Recast the data below as a numbered list, omitting blank lines, starting at the line containing "List all visible" and ending at the line containing "loop-point <box>412 87 416 90</box>". Include only those lines.

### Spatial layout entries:
------------------------------------------------------------------------
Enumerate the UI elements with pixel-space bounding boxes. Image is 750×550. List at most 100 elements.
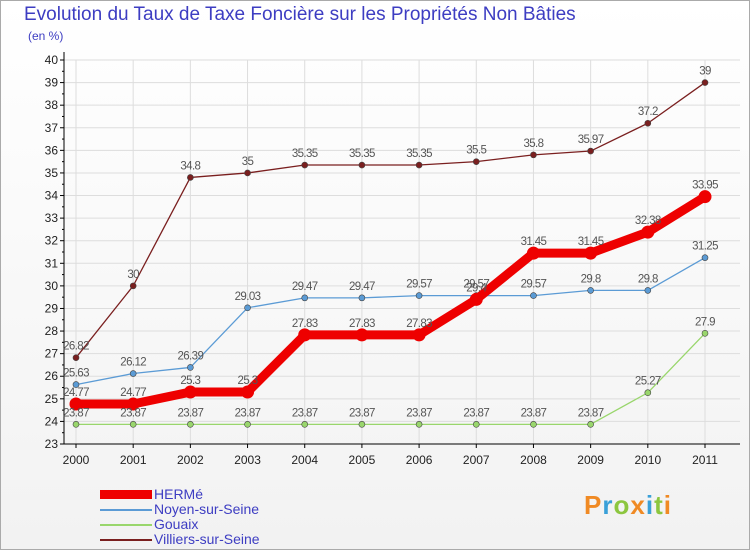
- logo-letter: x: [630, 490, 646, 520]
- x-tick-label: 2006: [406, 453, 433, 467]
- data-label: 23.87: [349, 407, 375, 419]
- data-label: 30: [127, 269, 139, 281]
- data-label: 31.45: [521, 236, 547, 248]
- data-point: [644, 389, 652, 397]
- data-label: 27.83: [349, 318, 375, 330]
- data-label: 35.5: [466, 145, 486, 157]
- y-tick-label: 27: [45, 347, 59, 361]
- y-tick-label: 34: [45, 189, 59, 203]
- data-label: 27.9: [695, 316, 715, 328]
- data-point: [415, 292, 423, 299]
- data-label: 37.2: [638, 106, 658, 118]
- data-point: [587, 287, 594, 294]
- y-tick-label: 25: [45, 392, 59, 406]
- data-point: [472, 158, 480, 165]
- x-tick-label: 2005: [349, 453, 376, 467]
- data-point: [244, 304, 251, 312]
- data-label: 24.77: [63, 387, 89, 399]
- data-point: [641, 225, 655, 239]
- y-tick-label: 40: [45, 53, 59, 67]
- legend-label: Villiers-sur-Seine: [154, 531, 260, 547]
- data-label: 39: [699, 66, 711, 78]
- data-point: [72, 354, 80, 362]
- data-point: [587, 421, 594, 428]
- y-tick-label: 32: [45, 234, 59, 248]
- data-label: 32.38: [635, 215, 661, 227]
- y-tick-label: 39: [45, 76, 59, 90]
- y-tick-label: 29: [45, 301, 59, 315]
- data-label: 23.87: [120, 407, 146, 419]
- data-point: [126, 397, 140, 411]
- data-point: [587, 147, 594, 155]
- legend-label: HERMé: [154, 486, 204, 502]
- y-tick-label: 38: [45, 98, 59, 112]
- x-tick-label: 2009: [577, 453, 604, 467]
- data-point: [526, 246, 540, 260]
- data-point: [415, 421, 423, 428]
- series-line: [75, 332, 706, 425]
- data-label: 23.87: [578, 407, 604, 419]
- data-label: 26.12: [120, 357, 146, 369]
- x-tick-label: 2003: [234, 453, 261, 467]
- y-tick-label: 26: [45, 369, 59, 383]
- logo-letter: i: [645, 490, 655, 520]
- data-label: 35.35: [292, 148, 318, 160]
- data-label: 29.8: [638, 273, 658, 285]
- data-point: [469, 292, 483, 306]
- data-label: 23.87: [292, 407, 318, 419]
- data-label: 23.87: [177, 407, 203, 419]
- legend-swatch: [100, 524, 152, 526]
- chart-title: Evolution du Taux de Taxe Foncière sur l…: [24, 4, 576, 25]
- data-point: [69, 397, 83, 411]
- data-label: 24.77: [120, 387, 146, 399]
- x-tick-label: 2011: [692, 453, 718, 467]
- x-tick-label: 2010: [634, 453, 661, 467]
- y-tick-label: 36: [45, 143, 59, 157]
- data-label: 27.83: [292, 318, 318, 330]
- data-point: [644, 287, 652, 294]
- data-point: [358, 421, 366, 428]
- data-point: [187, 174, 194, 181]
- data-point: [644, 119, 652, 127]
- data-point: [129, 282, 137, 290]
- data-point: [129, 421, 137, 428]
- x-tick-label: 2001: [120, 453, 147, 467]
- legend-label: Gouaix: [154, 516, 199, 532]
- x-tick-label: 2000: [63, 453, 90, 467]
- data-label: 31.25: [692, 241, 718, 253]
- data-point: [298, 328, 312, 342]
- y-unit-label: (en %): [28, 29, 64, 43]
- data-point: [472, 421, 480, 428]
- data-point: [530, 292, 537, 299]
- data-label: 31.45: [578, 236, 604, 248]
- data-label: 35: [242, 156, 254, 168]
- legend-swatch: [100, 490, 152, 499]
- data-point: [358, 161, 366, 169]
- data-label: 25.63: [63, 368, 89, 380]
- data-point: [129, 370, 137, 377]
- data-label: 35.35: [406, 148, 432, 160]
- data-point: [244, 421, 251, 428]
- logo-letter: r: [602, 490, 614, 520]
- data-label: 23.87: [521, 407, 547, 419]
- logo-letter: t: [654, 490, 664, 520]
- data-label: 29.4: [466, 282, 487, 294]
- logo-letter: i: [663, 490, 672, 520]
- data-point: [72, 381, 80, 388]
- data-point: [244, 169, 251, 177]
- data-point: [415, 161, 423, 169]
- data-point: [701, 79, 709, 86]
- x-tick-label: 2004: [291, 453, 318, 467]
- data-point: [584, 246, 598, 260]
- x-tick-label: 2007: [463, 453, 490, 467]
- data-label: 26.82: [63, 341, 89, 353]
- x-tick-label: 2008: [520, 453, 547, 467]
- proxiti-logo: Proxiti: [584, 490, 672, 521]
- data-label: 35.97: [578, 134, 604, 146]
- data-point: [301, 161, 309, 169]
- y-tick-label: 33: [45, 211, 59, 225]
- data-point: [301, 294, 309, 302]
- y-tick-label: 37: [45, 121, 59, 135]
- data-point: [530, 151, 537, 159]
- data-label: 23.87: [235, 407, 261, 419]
------------------------------------------------------------------------
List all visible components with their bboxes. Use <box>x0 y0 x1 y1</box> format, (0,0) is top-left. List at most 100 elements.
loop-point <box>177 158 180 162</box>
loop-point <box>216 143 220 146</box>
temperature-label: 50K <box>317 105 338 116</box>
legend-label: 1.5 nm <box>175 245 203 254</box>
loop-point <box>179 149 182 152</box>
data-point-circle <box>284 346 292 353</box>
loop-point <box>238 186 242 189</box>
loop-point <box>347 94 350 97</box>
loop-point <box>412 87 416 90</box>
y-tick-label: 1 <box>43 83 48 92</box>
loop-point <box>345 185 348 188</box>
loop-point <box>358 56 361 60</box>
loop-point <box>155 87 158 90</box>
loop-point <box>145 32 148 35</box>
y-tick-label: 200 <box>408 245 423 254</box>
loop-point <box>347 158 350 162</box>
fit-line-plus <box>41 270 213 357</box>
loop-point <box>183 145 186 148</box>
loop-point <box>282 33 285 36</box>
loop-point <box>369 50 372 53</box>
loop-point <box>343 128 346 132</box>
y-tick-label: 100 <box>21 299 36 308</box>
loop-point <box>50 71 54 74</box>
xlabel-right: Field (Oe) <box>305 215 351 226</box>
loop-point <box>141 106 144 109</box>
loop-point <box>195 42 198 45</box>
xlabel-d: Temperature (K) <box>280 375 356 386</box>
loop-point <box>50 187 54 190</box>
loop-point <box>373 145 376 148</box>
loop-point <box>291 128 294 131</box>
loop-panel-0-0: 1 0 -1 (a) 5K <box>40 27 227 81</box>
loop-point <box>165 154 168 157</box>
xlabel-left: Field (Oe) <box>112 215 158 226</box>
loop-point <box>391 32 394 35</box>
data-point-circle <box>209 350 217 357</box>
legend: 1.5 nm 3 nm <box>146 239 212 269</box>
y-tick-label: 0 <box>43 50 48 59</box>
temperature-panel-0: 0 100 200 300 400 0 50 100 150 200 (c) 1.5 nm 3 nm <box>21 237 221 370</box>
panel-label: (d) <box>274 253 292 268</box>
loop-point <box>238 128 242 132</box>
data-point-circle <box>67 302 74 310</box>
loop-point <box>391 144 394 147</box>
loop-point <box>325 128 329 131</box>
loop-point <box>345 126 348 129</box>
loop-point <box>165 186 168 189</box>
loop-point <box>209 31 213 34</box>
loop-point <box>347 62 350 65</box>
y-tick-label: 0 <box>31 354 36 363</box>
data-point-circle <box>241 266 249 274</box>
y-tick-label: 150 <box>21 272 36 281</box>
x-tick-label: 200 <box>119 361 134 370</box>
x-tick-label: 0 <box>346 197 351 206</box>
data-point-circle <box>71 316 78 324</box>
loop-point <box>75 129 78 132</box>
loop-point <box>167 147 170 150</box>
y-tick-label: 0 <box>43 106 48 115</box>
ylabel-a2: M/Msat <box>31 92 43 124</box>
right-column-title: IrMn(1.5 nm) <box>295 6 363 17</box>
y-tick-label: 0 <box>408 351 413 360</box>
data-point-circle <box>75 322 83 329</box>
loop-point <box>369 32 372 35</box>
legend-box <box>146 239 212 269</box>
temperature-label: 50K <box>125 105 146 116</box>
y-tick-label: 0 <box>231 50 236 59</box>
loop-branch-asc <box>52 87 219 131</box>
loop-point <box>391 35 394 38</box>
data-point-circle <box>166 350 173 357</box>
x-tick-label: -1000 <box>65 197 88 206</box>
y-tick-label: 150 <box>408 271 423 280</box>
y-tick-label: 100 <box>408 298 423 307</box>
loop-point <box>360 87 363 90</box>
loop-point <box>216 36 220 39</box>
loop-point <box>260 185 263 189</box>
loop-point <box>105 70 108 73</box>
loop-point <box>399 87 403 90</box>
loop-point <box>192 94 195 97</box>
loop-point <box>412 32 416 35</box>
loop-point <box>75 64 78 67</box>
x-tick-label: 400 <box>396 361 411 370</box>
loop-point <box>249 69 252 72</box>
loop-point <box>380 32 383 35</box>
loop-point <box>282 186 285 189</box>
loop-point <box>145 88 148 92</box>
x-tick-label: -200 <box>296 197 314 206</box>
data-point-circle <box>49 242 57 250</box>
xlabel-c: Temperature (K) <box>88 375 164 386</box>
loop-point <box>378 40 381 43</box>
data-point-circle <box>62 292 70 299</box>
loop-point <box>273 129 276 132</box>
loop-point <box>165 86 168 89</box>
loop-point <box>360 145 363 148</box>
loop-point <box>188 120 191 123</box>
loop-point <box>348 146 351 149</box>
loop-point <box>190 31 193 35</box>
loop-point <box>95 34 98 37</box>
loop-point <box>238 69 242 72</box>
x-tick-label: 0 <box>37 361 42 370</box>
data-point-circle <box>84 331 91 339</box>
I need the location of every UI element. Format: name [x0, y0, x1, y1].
------------------------------------------------------------------------
### RESPONSE:
1. List all visible components with their bboxes. Use <box>x0 y0 x1 y1</box> format, (0,0) is top-left. List at most 100 elements.
2. loop-point <box>177 158 180 162</box>
3. loop-point <box>216 143 220 146</box>
4. temperature-label: 50K <box>317 105 338 116</box>
5. legend-label: 1.5 nm <box>175 245 203 254</box>
6. loop-point <box>179 149 182 152</box>
7. data-point-circle <box>284 346 292 353</box>
8. loop-point <box>238 186 242 189</box>
9. loop-point <box>347 94 350 97</box>
10. loop-point <box>412 87 416 90</box>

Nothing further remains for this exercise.